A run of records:
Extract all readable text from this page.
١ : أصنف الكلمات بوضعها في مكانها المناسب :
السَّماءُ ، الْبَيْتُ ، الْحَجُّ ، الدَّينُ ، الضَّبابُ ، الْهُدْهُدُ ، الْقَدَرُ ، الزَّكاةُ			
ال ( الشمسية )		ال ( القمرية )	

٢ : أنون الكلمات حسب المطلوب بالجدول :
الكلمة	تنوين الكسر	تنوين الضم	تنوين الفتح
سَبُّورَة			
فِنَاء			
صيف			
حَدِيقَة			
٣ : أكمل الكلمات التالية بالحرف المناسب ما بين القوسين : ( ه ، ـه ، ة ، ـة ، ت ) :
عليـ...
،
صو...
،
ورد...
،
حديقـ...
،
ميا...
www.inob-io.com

What is required: Print out every entry, keeping each one exact.

Solution for this problem:
Extract all readable text from this page.
١ : أصنف الكلمات بوضعها في مكانها المناسب :
السَّماءُ ، الْبَيْتُ ، الْحَجُّ ، الدَّينُ ، الضَّبابُ ، الْهُدْهُدُ ، الْقَدَرُ ، الزَّكاةُ			
ال ( الشمسية )		ال ( القمرية )	

٢ : أنون الكلمات حسب المطلوب بالجدول :
الكلمة	تنوين الكسر	تنوين الضم	تنوين الفتح
سَبُّورَة			
فِنَاء			
صيف			
حَدِيقَة			
٣ : أكمل الكلمات التالية بالحرف المناسب ما بين القوسين : ( ه ، ـه ، ة ، ـة ، ت ) :
عليـ...
،
صو...
،
ورد...
،
حديقـ...
،
ميا...
www.inob-io.com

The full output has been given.